* DATASET CONTENT
··········

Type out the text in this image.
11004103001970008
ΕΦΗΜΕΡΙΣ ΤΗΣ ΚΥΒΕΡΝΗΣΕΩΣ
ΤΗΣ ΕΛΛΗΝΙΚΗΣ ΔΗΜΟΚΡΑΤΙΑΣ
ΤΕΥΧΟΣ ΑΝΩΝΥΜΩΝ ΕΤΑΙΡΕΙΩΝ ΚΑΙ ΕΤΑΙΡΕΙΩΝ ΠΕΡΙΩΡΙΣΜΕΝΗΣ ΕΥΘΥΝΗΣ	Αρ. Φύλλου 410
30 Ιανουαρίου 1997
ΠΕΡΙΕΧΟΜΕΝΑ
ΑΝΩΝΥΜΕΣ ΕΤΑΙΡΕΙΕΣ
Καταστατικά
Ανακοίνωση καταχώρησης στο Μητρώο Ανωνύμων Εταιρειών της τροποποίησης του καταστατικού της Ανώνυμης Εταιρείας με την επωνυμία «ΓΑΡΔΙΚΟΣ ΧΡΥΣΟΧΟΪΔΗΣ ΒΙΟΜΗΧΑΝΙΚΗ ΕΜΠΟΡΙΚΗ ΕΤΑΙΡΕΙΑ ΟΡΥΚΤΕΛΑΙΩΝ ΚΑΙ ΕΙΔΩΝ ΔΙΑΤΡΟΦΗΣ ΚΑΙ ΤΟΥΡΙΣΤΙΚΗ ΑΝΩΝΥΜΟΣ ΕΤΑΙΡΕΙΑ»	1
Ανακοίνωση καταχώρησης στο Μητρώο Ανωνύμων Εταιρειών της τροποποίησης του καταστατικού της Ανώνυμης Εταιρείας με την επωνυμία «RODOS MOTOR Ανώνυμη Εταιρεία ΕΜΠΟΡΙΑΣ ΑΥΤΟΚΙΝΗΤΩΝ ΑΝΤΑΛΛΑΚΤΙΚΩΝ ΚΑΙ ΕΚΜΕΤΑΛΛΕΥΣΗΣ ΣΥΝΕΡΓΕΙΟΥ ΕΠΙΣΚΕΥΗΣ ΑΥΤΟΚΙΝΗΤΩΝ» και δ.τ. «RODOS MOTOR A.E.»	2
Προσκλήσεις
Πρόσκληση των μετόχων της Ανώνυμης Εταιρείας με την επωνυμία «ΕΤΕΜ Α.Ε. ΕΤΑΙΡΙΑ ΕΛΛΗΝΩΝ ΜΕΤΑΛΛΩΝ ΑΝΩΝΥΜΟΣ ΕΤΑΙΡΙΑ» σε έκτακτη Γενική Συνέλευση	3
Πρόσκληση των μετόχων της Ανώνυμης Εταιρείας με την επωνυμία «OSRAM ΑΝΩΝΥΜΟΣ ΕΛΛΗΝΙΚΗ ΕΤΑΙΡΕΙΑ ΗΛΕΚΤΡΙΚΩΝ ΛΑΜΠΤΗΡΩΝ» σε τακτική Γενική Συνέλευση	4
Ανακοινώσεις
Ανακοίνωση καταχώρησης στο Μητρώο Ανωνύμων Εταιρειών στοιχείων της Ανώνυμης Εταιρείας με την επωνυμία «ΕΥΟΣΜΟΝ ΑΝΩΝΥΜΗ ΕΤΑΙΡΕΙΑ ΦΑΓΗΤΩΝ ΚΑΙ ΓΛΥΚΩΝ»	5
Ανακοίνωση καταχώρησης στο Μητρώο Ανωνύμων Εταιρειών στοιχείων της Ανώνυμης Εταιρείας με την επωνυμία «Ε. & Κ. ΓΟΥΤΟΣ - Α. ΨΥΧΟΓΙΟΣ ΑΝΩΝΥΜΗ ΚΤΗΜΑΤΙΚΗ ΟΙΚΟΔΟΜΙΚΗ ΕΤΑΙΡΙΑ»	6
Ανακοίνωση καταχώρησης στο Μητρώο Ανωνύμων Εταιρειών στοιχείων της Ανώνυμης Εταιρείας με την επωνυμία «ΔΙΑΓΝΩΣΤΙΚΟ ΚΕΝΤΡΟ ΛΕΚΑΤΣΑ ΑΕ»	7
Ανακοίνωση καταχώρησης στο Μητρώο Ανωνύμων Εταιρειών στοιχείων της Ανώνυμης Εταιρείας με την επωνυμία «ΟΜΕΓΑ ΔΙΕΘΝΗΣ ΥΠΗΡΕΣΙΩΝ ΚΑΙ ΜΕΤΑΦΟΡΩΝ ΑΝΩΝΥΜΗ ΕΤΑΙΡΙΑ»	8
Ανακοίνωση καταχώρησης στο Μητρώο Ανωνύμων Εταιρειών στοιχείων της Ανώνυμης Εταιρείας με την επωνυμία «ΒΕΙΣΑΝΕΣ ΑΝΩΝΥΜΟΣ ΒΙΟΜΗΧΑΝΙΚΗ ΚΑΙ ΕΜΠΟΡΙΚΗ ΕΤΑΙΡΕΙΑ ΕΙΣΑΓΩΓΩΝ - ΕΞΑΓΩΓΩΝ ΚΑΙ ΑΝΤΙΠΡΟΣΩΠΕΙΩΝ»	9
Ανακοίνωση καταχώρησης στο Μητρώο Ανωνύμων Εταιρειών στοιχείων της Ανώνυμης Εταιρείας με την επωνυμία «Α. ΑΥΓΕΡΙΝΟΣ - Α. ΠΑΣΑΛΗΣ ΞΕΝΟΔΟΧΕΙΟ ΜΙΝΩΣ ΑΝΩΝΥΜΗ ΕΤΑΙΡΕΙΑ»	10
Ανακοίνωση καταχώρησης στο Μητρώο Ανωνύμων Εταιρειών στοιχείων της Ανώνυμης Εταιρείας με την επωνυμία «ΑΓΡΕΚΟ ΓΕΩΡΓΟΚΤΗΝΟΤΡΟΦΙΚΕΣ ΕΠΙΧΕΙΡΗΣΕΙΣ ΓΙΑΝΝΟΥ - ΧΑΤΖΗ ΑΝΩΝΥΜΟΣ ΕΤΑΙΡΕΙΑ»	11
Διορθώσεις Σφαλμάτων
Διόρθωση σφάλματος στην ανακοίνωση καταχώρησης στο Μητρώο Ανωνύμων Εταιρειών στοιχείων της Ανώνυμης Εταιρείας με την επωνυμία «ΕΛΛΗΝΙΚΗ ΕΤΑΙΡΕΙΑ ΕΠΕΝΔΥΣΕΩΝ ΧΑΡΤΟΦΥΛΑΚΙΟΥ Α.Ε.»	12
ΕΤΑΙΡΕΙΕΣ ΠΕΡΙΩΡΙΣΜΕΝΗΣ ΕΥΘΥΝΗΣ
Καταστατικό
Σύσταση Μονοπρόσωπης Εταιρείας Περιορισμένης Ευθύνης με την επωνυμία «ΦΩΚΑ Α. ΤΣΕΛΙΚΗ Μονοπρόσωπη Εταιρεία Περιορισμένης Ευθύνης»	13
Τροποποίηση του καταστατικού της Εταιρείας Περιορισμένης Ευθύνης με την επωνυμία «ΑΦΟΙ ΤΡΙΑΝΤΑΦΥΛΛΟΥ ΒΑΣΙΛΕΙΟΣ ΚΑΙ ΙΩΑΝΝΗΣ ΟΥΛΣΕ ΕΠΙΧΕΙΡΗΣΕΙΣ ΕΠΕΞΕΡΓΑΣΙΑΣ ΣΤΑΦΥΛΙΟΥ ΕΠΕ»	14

··········

* REQUIRED WORK
Say how many lines in this material hold "ΑΝΩΝΥΜΗ", and say nothing else.

* RESPONSE BELOW
4